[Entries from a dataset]
● ● ● ●

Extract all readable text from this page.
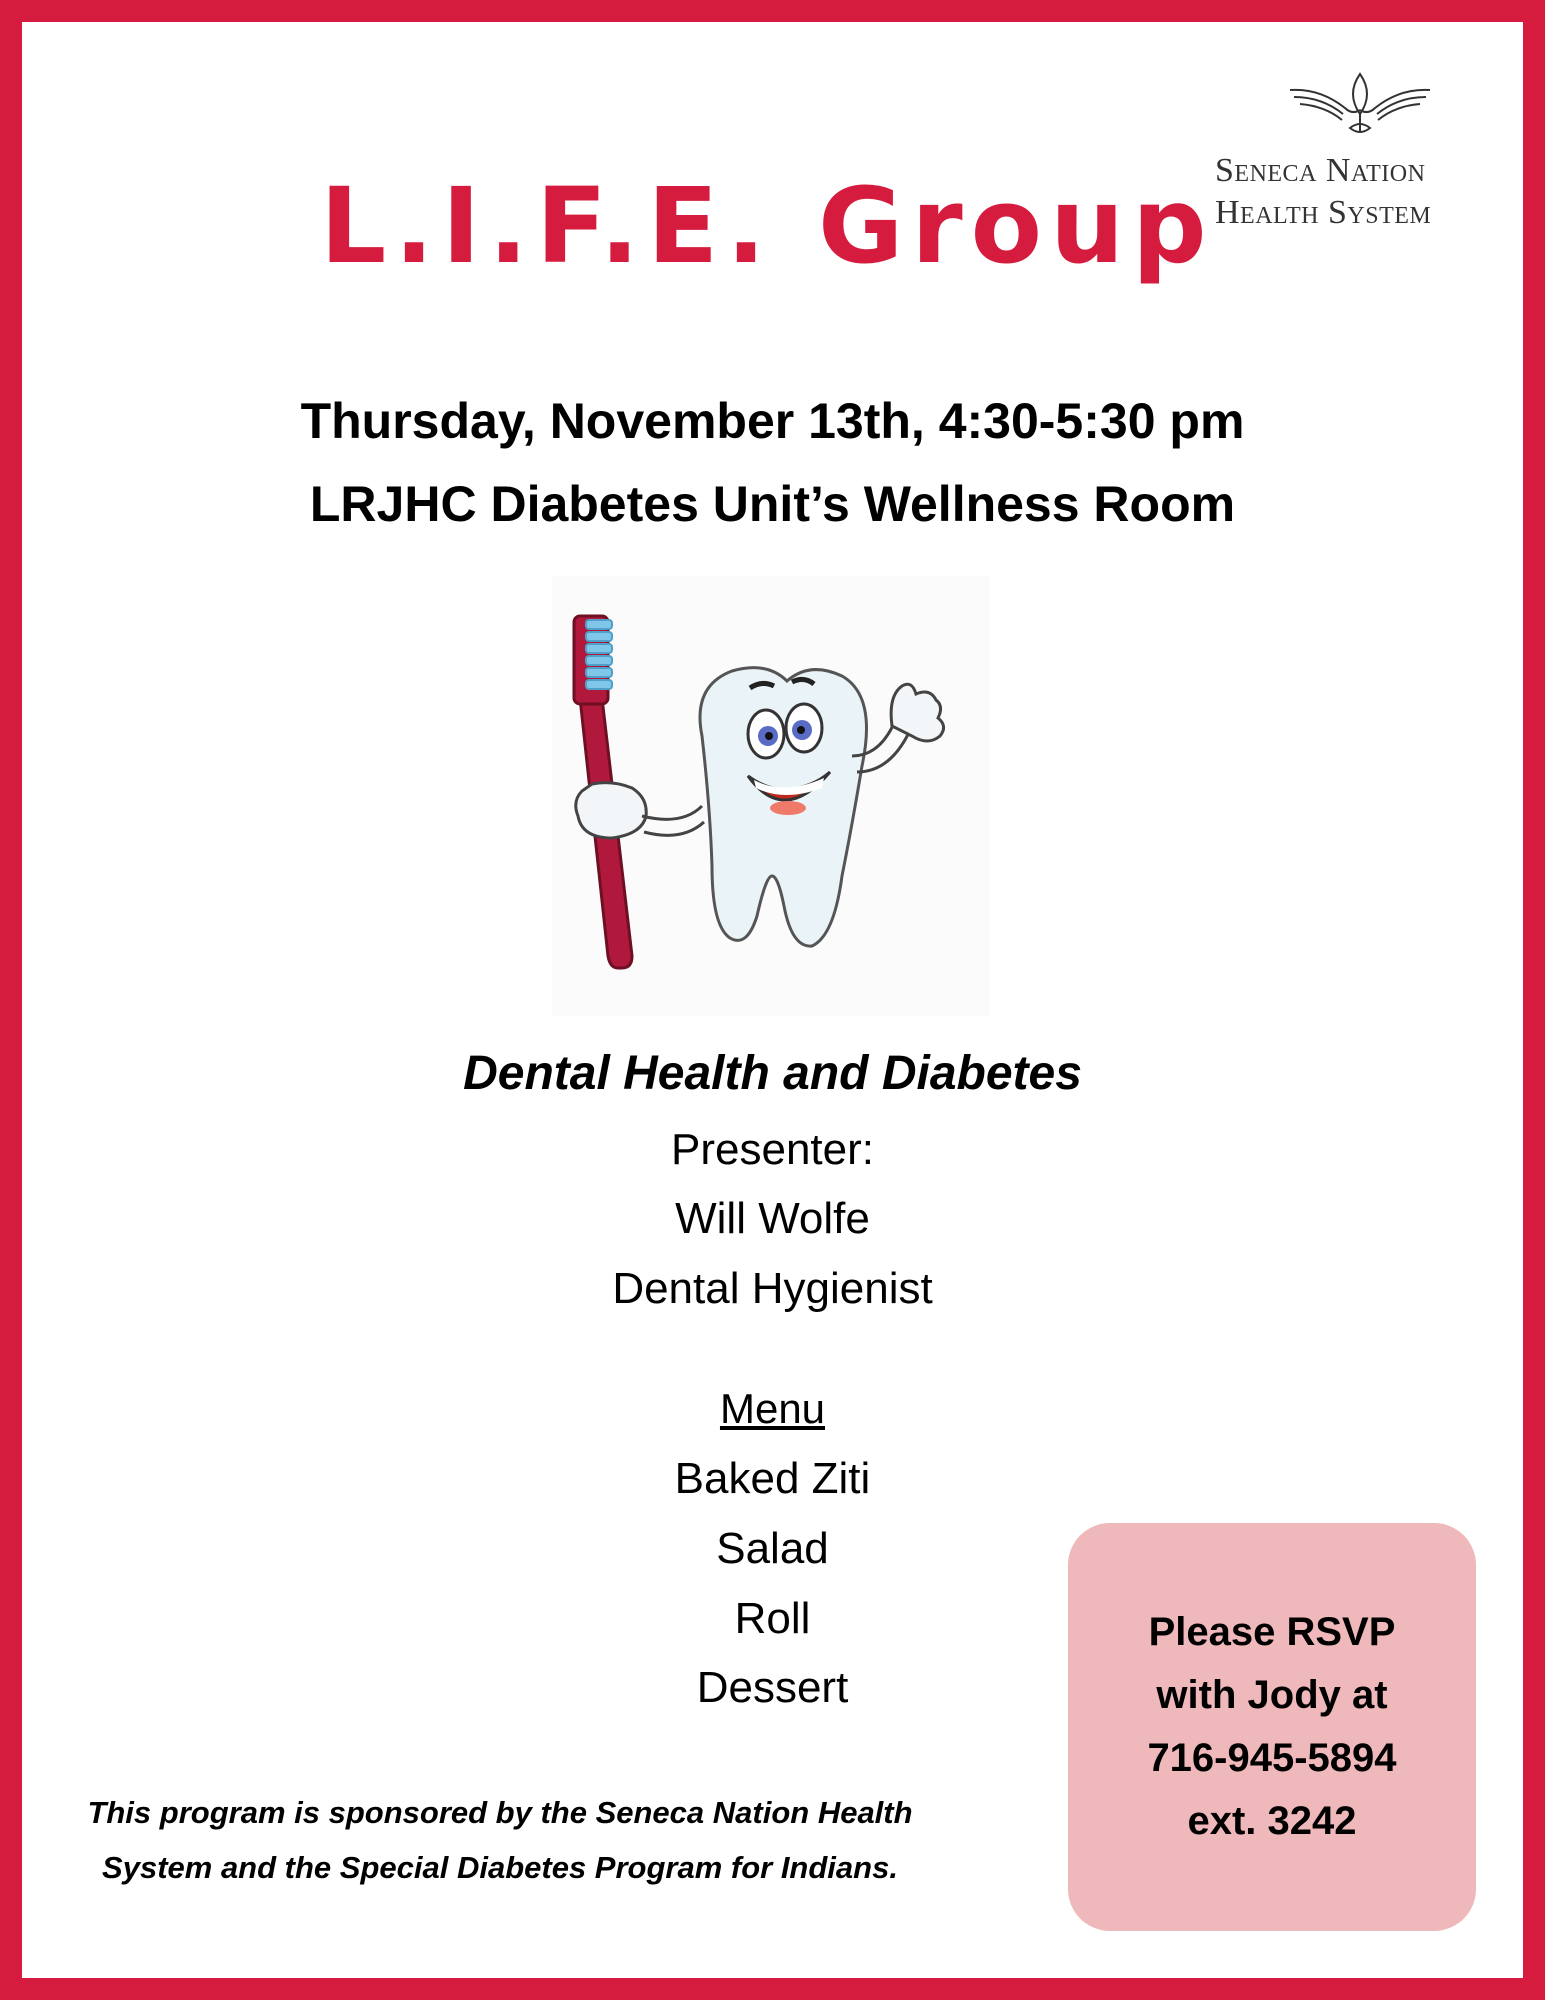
L.I.F.E. Group Seneca Nation
Health System
Thursday, November 13th, 4:30-5:30 pm
LRJHC Diabetes Unit’s Wellness Room
Dental Health and Diabetes
Presenter:
Will Wolfe
Dental Hygienist
Menu
Baked Ziti
Salad
Roll
Dessert
This program is sponsored by the Seneca Nation Health
System and the Special Diabetes Program for Indians.
Please RSVP
with Jody at
716-945-5894
ext. 3242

● ● ● ●

AIM:
Every line above should be repeated exactly; pictures stay out of the copy.

ANSWER TO THE PROBLEM:
Extract all readable text from this page.
L.I.F.E. Group Seneca Nation
Health System
Thursday, November 13th, 4:30-5:30 pm
LRJHC Diabetes Unit’s Wellness Room
Dental Health and Diabetes
Presenter:
Will Wolfe
Dental Hygienist
Menu
Baked Ziti
Salad
Roll
Dessert
This program is sponsored by the Seneca Nation Health
System and the Special Diabetes Program for Indians.
Please RSVP
with Jody at
716-945-5894
ext. 3242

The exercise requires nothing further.